Exercise —
Pictures do not belong in the copy; transcribe everything else in the records exactly.

Source data —
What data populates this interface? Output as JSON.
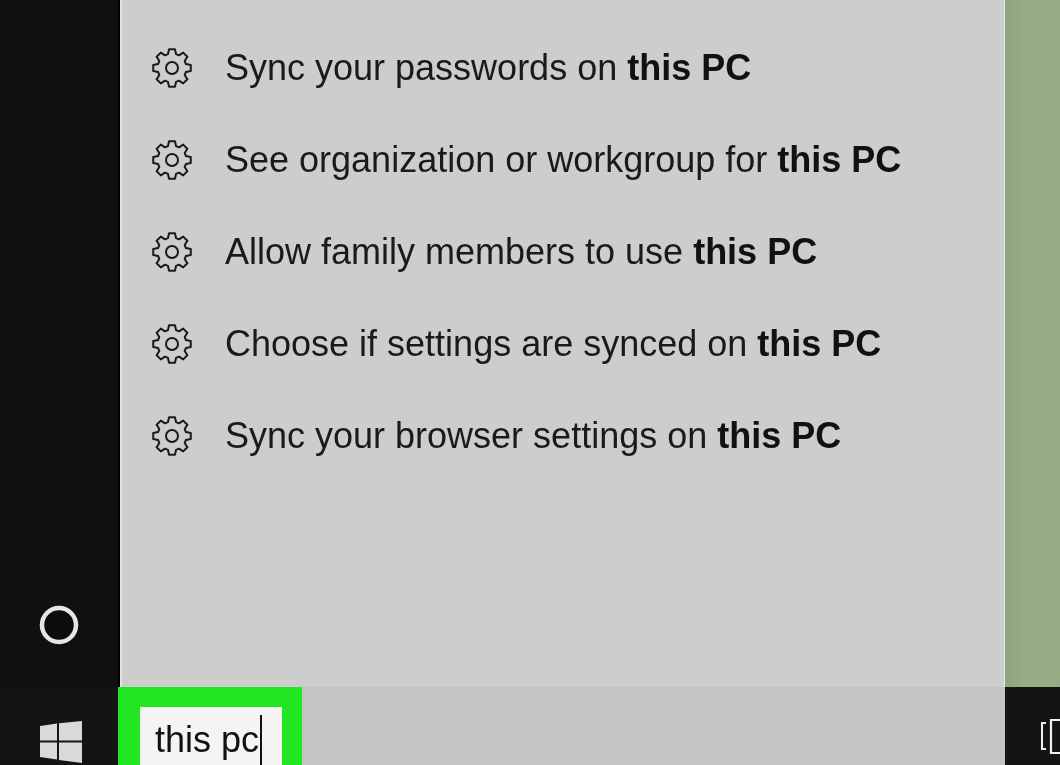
{
  "search_results": [
    {
      "label": "Sync your passwords on **this PC**"
    },
    {
      "label": "See organization or workgroup for **this PC**"
    },
    {
      "label": "Allow family members to use **this PC**"
    },
    {
      "label": "Choose if settings are synced on **this PC**"
    },
    {
      "label": "Sync your browser settings on **this PC**"
    }
  ],
  "taskbar": {
    "search_field": {
      "value": "this pc",
      "highlighted": true
    }
  }
}
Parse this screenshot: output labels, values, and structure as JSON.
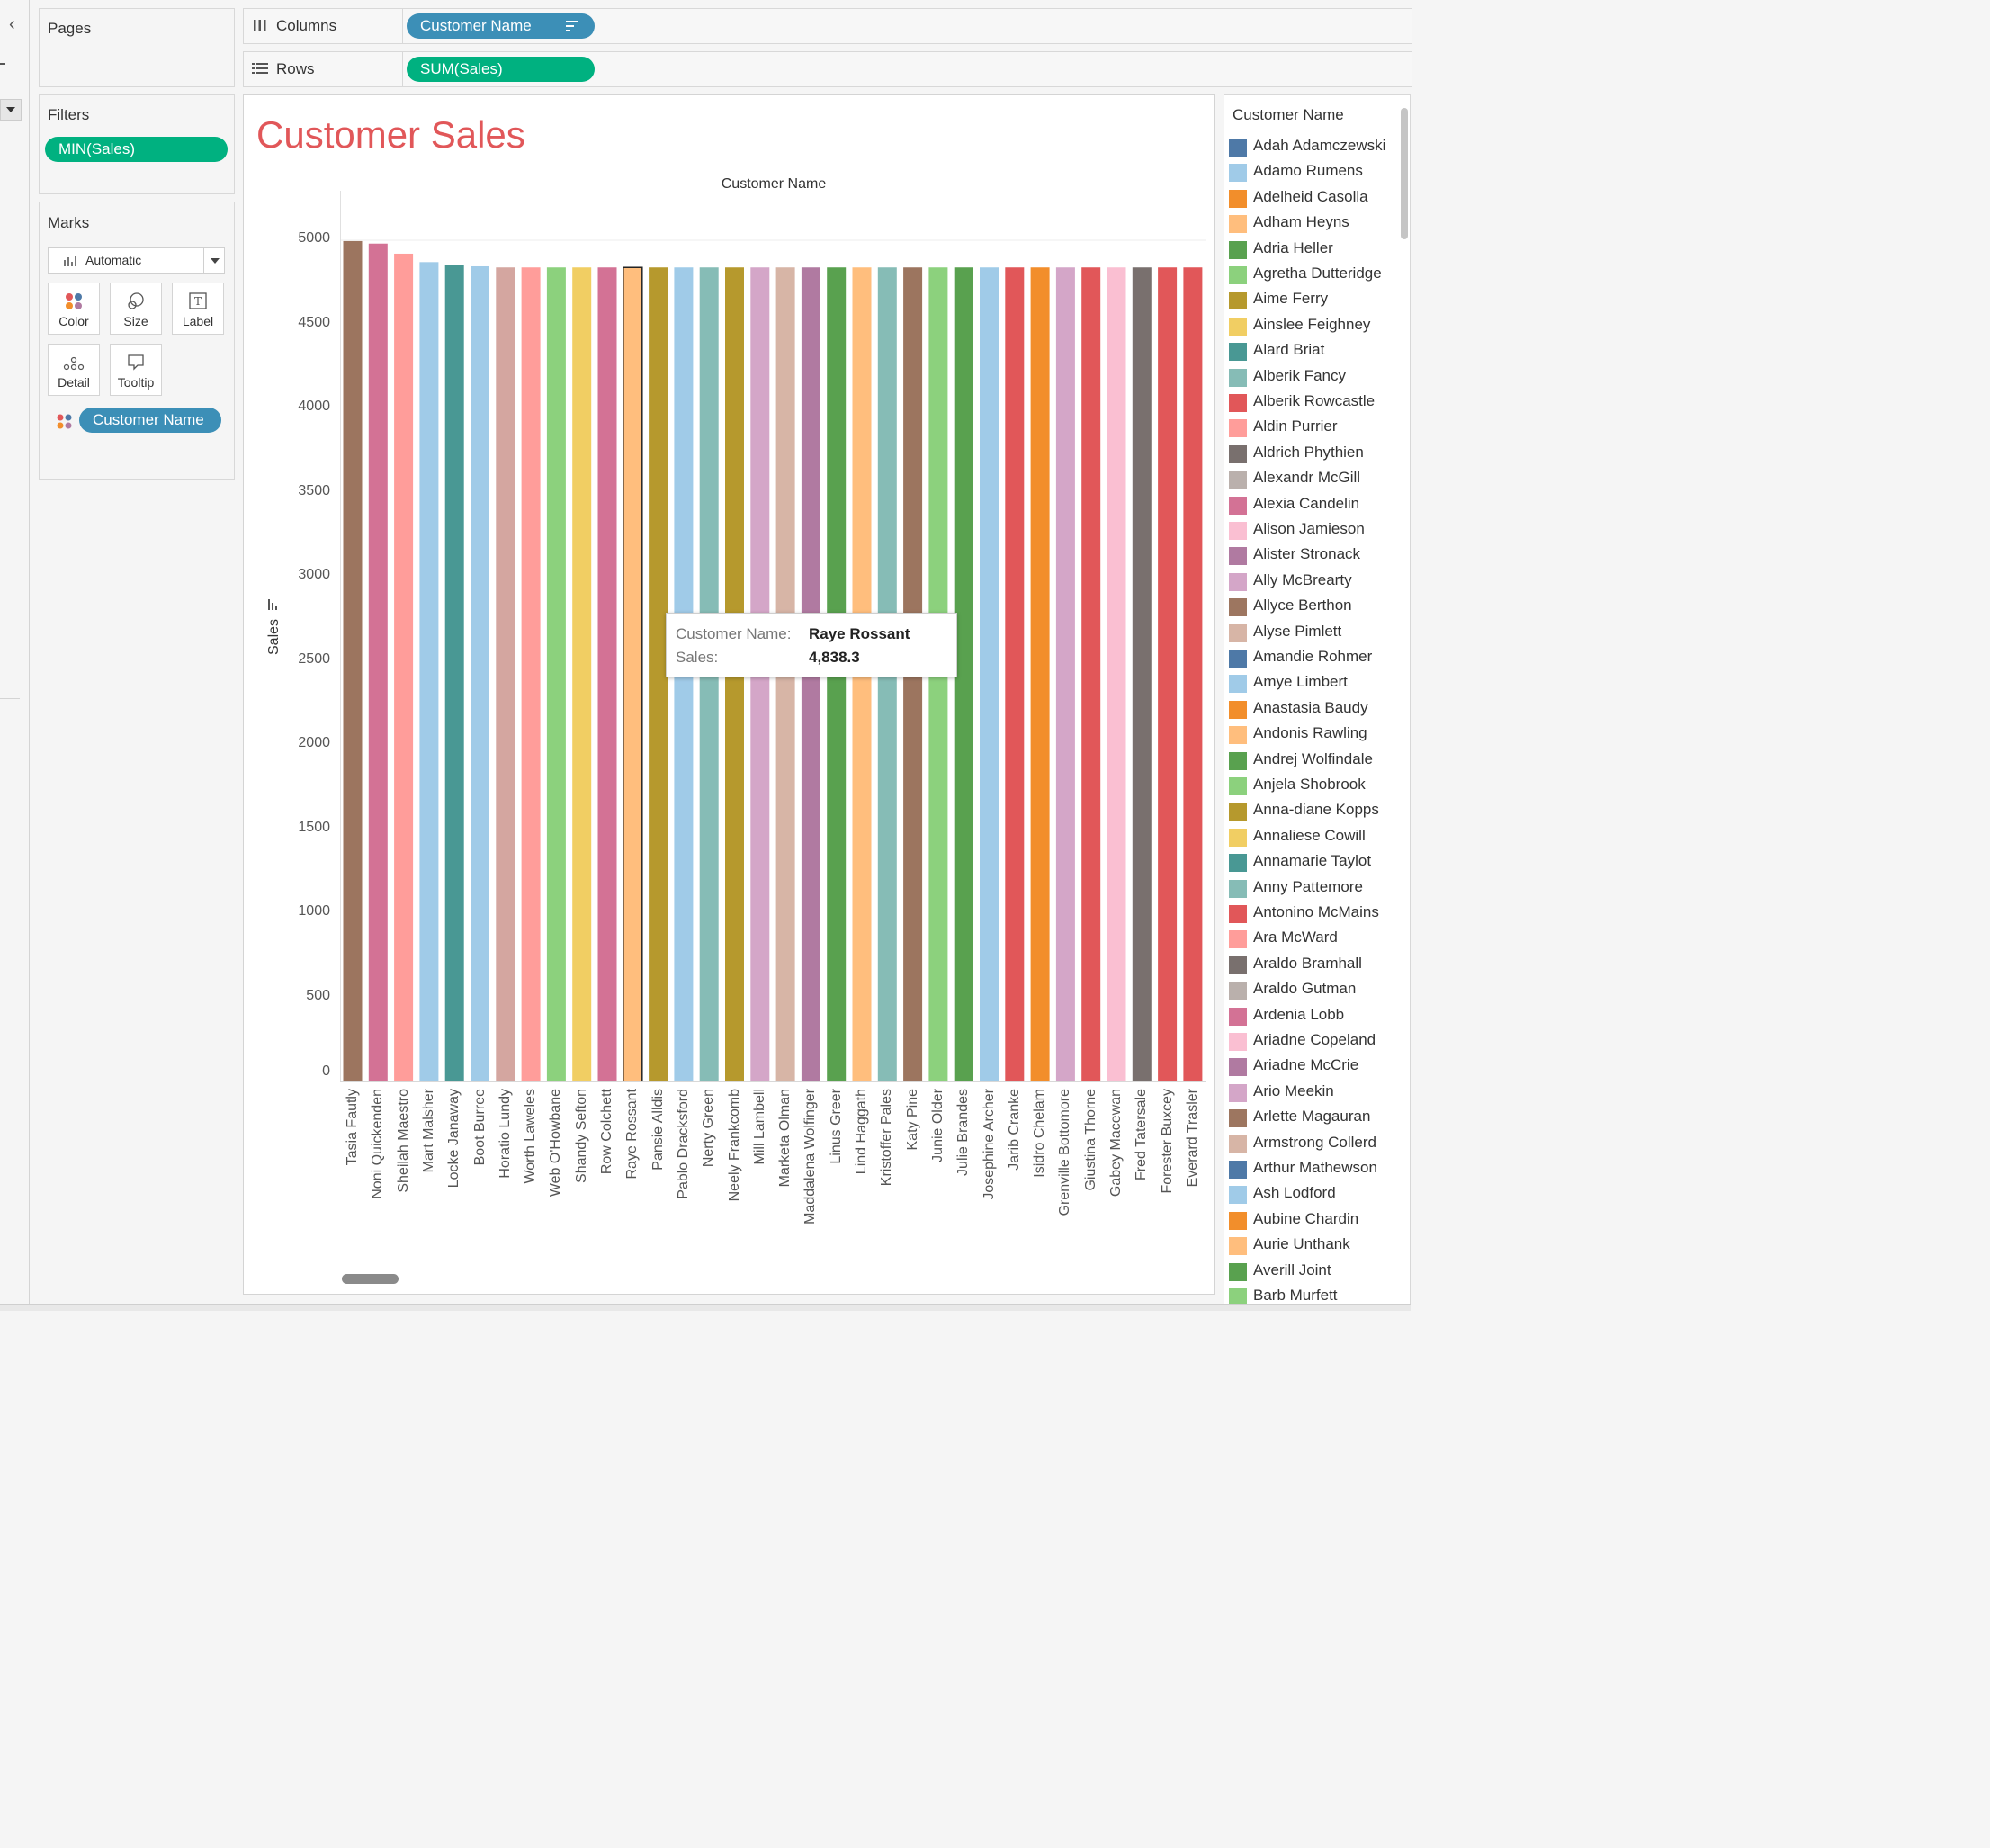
{
  "shelves": {
    "pages_title": "Pages",
    "columns_label": "Columns",
    "columns_pill": "Customer Name",
    "rows_label": "Rows",
    "rows_pill": "SUM(Sales)"
  },
  "filters": {
    "title": "Filters",
    "pill": "MIN(Sales)"
  },
  "marks": {
    "title": "Marks",
    "type": "Automatic",
    "buttons": {
      "color": "Color",
      "size": "Size",
      "label": "Label",
      "detail": "Detail",
      "tooltip": "Tooltip"
    },
    "color_pill": "Customer Name"
  },
  "chart": {
    "title": "Customer Sales",
    "x_header": "Customer Name",
    "y_label": "Sales",
    "title_color": "#e15759"
  },
  "chart_data": {
    "type": "bar",
    "ylim": [
      0,
      5000
    ],
    "yticks": [
      0,
      500,
      1000,
      1500,
      2000,
      2500,
      3000,
      3500,
      4000,
      4500,
      5000
    ],
    "categories": [
      "Tasia Fautly",
      "Noni Quickenden",
      "Sheilah Maestro",
      "Mart Malsher",
      "Locke Janaway",
      "Boot Burree",
      "Horatio Lundy",
      "Worth Laweles",
      "Web O'Howbane",
      "Shandy Sefton",
      "Row Colchett",
      "Raye Rossant",
      "Pansie Alldis",
      "Pablo Dracksford",
      "Nerty Green",
      "Neely Frankcomb",
      "Mill Lambell",
      "Marketa Olman",
      "Maddalena Wolfinger",
      "Linus Greer",
      "Lind Haggath",
      "Kristoffer Pales",
      "Katy Pine",
      "Junie Older",
      "Julie Brandes",
      "Josephine Archer",
      "Jarib Cranke",
      "Isidro Chelam",
      "Grenville Bottomore",
      "Giustina Thorne",
      "Gabey Macewan",
      "Fred Tatersale",
      "Forester Buxcey",
      "Everard Trasler"
    ],
    "values": [
      4995,
      4980,
      4920,
      4870,
      4855,
      4845,
      4838.3,
      4838.3,
      4838.3,
      4838.3,
      4838.3,
      4838.3,
      4838.3,
      4838.3,
      4838.3,
      4838.3,
      4838.3,
      4838.3,
      4838.3,
      4838.3,
      4838.3,
      4838.3,
      4838.3,
      4838.3,
      4838.3,
      4838.3,
      4838.3,
      4838.3,
      4838.3,
      4838.3,
      4838.3,
      4838.3,
      4838.3,
      4838.3
    ],
    "colors": [
      "#9c755f",
      "#d37295",
      "#ff9d9a",
      "#a0cbe8",
      "#499894",
      "#a0cbe8",
      "#d4a6a0",
      "#ff9d9a",
      "#8cd17d",
      "#f1ce63",
      "#d37295",
      "#ffbe7d",
      "#b6992d",
      "#a0cbe8",
      "#86bcb6",
      "#b6992d",
      "#d4a6c8",
      "#d7b5a6",
      "#b07aa1",
      "#59a14f",
      "#ffbe7d",
      "#86bcb6",
      "#9c755f",
      "#8cd17d",
      "#59a14f",
      "#a0cbe8",
      "#e15759",
      "#f28e2b",
      "#d4a6c8",
      "#e15759",
      "#fabfd2",
      "#79706e",
      "#e15759",
      "#e15759"
    ],
    "highlighted": "Raye Rossant"
  },
  "tooltip": {
    "name_key": "Customer Name:",
    "name_val": "Raye Rossant",
    "sales_key": "Sales:",
    "sales_val": "4,838.3"
  },
  "legend": {
    "title": "Customer Name",
    "items": [
      {
        "name": "Adah Adamczewski",
        "color": "#4e79a7"
      },
      {
        "name": "Adamo Rumens",
        "color": "#a0cbe8"
      },
      {
        "name": "Adelheid Casolla",
        "color": "#f28e2b"
      },
      {
        "name": "Adham Heyns",
        "color": "#ffbe7d"
      },
      {
        "name": "Adria Heller",
        "color": "#59a14f"
      },
      {
        "name": "Agretha Dutteridge",
        "color": "#8cd17d"
      },
      {
        "name": "Aime Ferry",
        "color": "#b6992d"
      },
      {
        "name": "Ainslee Feighney",
        "color": "#f1ce63"
      },
      {
        "name": "Alard Briat",
        "color": "#499894"
      },
      {
        "name": "Alberik Fancy",
        "color": "#86bcb6"
      },
      {
        "name": "Alberik Rowcastle",
        "color": "#e15759"
      },
      {
        "name": "Aldin Purrier",
        "color": "#ff9d9a"
      },
      {
        "name": "Aldrich Phythien",
        "color": "#79706e"
      },
      {
        "name": "Alexandr McGill",
        "color": "#bab0ac"
      },
      {
        "name": "Alexia Candelin",
        "color": "#d37295"
      },
      {
        "name": "Alison Jamieson",
        "color": "#fabfd2"
      },
      {
        "name": "Alister Stronack",
        "color": "#b07aa1"
      },
      {
        "name": "Ally McBrearty",
        "color": "#d4a6c8"
      },
      {
        "name": "Allyce Berthon",
        "color": "#9d7660"
      },
      {
        "name": "Alyse Pimlett",
        "color": "#d7b5a6"
      },
      {
        "name": "Amandie Rohmer",
        "color": "#4e79a7"
      },
      {
        "name": "Amye Limbert",
        "color": "#a0cbe8"
      },
      {
        "name": "Anastasia Baudy",
        "color": "#f28e2b"
      },
      {
        "name": "Andonis Rawling",
        "color": "#ffbe7d"
      },
      {
        "name": "Andrej Wolfindale",
        "color": "#59a14f"
      },
      {
        "name": "Anjela Shobrook",
        "color": "#8cd17d"
      },
      {
        "name": "Anna-diane Kopps",
        "color": "#b6992d"
      },
      {
        "name": "Annaliese Cowill",
        "color": "#f1ce63"
      },
      {
        "name": "Annamarie Taylot",
        "color": "#499894"
      },
      {
        "name": "Anny Pattemore",
        "color": "#86bcb6"
      },
      {
        "name": "Antonino McMains",
        "color": "#e15759"
      },
      {
        "name": "Ara McWard",
        "color": "#ff9d9a"
      },
      {
        "name": "Araldo Bramhall",
        "color": "#79706e"
      },
      {
        "name": "Araldo Gutman",
        "color": "#bab0ac"
      },
      {
        "name": "Ardenia Lobb",
        "color": "#d37295"
      },
      {
        "name": "Ariadne Copeland",
        "color": "#fabfd2"
      },
      {
        "name": "Ariadne McCrie",
        "color": "#b07aa1"
      },
      {
        "name": "Ario Meekin",
        "color": "#d4a6c8"
      },
      {
        "name": "Arlette Magauran",
        "color": "#9d7660"
      },
      {
        "name": "Armstrong Collerd",
        "color": "#d7b5a6"
      },
      {
        "name": "Arthur Mathewson",
        "color": "#4e79a7"
      },
      {
        "name": "Ash Lodford",
        "color": "#a0cbe8"
      },
      {
        "name": "Aubine Chardin",
        "color": "#f28e2b"
      },
      {
        "name": "Aurie Unthank",
        "color": "#ffbe7d"
      },
      {
        "name": "Averill Joint",
        "color": "#59a14f"
      },
      {
        "name": "Barb Murfett",
        "color": "#8cd17d"
      }
    ]
  }
}
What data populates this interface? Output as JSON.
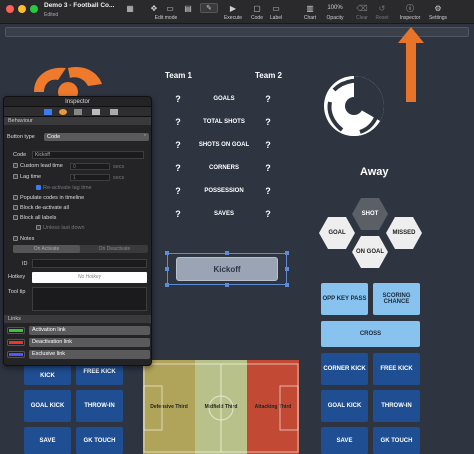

Complete response —
What data populates this interface? Output as JSON.
{
  "search_results": [
    {
      "label": "Sync your passwords on **this PC**"
    },
    {
      "label": "See organization or workgroup for **this PC**"
    },
    {
      "label": "Allow family members to use **this PC**"
    },
    {
      "label": "Choose if settings are synced on **this PC**"
    },
    {
      "label": "Sync your browser settings on **this PC**"
    }
  ],
  "taskbar": {
    "search_field": {
      "value": "this pc",
      "highlighted": true
    }
  }
}
Parse this screenshot: output labels, values, and structure as JSON.
{
  "shelves": {
    "pages_title": "Pages",
    "columns_label": "Columns",
    "columns_pill": "Customer Name",
    "rows_label": "Rows",
    "rows_pill": "SUM(Sales)"
  },
  "filters": {
    "title": "Filters",
    "pill": "MIN(Sales)"
  },
  "marks": {
    "title": "Marks",
    "type": "Automatic",
    "buttons": {
      "color": "Color",
      "size": "Size",
      "label": "Label",
      "detail": "Detail",
      "tooltip": "Tooltip"
    },
    "color_pill": "Customer Name"
  },
  "chart": {
    "title": "Customer Sales",
    "x_header": "Customer Name",
    "y_label": "Sales",
    "title_color": "#e15759"
  },
  "chart_data": {
    "type": "bar",
    "ylim": [
      0,
      5000
    ],
    "yticks": [
      0,
      500,
      1000,
      1500,
      2000,
      2500,
      3000,
      3500,
      4000,
      4500,
      5000
    ],
    "categories": [
      "Tasia Fautly",
      "Noni Quickenden",
      "Sheilah Maestro",
      "Mart Malsher",
      "Locke Janaway",
      "Boot Burree",
      "Horatio Lundy",
      "Worth Laweles",
      "Web O'Howbane",
      "Shandy Sefton",
      "Row Colchett",
      "Raye Rossant",
      "Pansie Alldis",
      "Pablo Dracksford",
      "Nerty Green",
      "Neely Frankcomb",
      "Mill Lambell",
      "Marketa Olman",
      "Maddalena Wolfinger",
      "Linus Greer",
      "Lind Haggath",
      "Kristoffer Pales",
      "Katy Pine",
      "Junie Older",
      "Julie Brandes",
      "Josephine Archer",
      "Jarib Cranke",
      "Isidro Chelam",
      "Grenville Bottomore",
      "Giustina Thorne",
      "Gabey Macewan",
      "Fred Tatersale",
      "Forester Buxcey",
      "Everard Trasler"
    ],
    "values": [
      4995,
      4980,
      4920,
      4870,
      4855,
      4845,
      4838.3,
      4838.3,
      4838.3,
      4838.3,
      4838.3,
      4838.3,
      4838.3,
      4838.3,
      4838.3,
      4838.3,
      4838.3,
      4838.3,
      4838.3,
      4838.3,
      4838.3,
      4838.3,
      4838.3,
      4838.3,
      4838.3,
      4838.3,
      4838.3,
      4838.3,
      4838.3,
      4838.3,
      4838.3,
      4838.3,
      4838.3,
      4838.3
    ],
    "colors": [
      "#9c755f",
      "#d37295",
      "#ff9d9a",
      "#a0cbe8",
      "#499894",
      "#a0cbe8",
      "#d4a6a0",
      "#ff9d9a",
      "#8cd17d",
      "#f1ce63",
      "#d37295",
      "#ffbe7d",
      "#b6992d",
      "#a0cbe8",
      "#86bcb6",
      "#b6992d",
      "#d4a6c8",
      "#d7b5a6",
      "#b07aa1",
      "#59a14f",
      "#ffbe7d",
      "#86bcb6",
      "#9c755f",
      "#8cd17d",
      "#59a14f",
      "#a0cbe8",
      "#e15759",
      "#f28e2b",
      "#d4a6c8",
      "#e15759",
      "#fabfd2",
      "#79706e",
      "#e15759",
      "#e15759"
    ],
    "highlighted": "Raye Rossant"
  },
  "tooltip": {
    "name_key": "Customer Name:",
    "name_val": "Raye Rossant",
    "sales_key": "Sales:",
    "sales_val": "4,838.3"
  },
  "legend": {
    "title": "Customer Name",
    "items": [
      {
        "name": "Adah Adamczewski",
        "color": "#4e79a7"
      },
      {
        "name": "Adamo Rumens",
        "color": "#a0cbe8"
      },
      {
        "name": "Adelheid Casolla",
        "color": "#f28e2b"
      },
      {
        "name": "Adham Heyns",
        "color": "#ffbe7d"
      },
      {
        "name": "Adria Heller",
        "color": "#59a14f"
      },
      {
        "name": "Agretha Dutteridge",
        "color": "#8cd17d"
      },
      {
        "name": "Aime Ferry",
        "color": "#b6992d"
      },
      {
        "name": "Ainslee Feighney",
        "color": "#f1ce63"
      },
      {
        "name": "Alard Briat",
        "color": "#499894"
      },
      {
        "name": "Alberik Fancy",
        "color": "#86bcb6"
      },
      {
        "name": "Alberik Rowcastle",
        "color": "#e15759"
      },
      {
        "name": "Aldin Purrier",
        "color": "#ff9d9a"
      },
      {
        "name": "Aldrich Phythien",
        "color": "#79706e"
      },
      {
        "name": "Alexandr McGill",
        "color": "#bab0ac"
      },
      {
        "name": "Alexia Candelin",
        "color": "#d37295"
      },
      {
        "name": "Alison Jamieson",
        "color": "#fabfd2"
      },
      {
        "name": "Alister Stronack",
        "color": "#b07aa1"
      },
      {
        "name": "Ally McBrearty",
        "color": "#d4a6c8"
      },
      {
        "name": "Allyce Berthon",
        "color": "#9d7660"
      },
      {
        "name": "Alyse Pimlett",
        "color": "#d7b5a6"
      },
      {
        "name": "Amandie Rohmer",
        "color": "#4e79a7"
      },
      {
        "name": "Amye Limbert",
        "color": "#a0cbe8"
      },
      {
        "name": "Anastasia Baudy",
        "color": "#f28e2b"
      },
      {
        "name": "Andonis Rawling",
        "color": "#ffbe7d"
      },
      {
        "name": "Andrej Wolfindale",
        "color": "#59a14f"
      },
      {
        "name": "Anjela Shobrook",
        "color": "#8cd17d"
      },
      {
        "name": "Anna-diane Kopps",
        "color": "#b6992d"
      },
      {
        "name": "Annaliese Cowill",
        "color": "#f1ce63"
      },
      {
        "name": "Annamarie Taylot",
        "color": "#499894"
      },
      {
        "name": "Anny Pattemore",
        "color": "#86bcb6"
      },
      {
        "name": "Antonino McMains",
        "color": "#e15759"
      },
      {
        "name": "Ara McWard",
        "color": "#ff9d9a"
      },
      {
        "name": "Araldo Bramhall",
        "color": "#79706e"
      },
      {
        "name": "Araldo Gutman",
        "color": "#bab0ac"
      },
      {
        "name": "Ardenia Lobb",
        "color": "#d37295"
      },
      {
        "name": "Ariadne Copeland",
        "color": "#fabfd2"
      },
      {
        "name": "Ariadne McCrie",
        "color": "#b07aa1"
      },
      {
        "name": "Ario Meekin",
        "color": "#d4a6c8"
      },
      {
        "name": "Arlette Magauran",
        "color": "#9d7660"
      },
      {
        "name": "Armstrong Collerd",
        "color": "#d7b5a6"
      },
      {
        "name": "Arthur Mathewson",
        "color": "#4e79a7"
      },
      {
        "name": "Ash Lodford",
        "color": "#a0cbe8"
      },
      {
        "name": "Aubine Chardin",
        "color": "#f28e2b"
      },
      {
        "name": "Aurie Unthank",
        "color": "#ffbe7d"
      },
      {
        "name": "Averill Joint",
        "color": "#59a14f"
      },
      {
        "name": "Barb Murfett",
        "color": "#8cd17d"
      }
    ]
  }
}
What data populates this interface? Output as JSON.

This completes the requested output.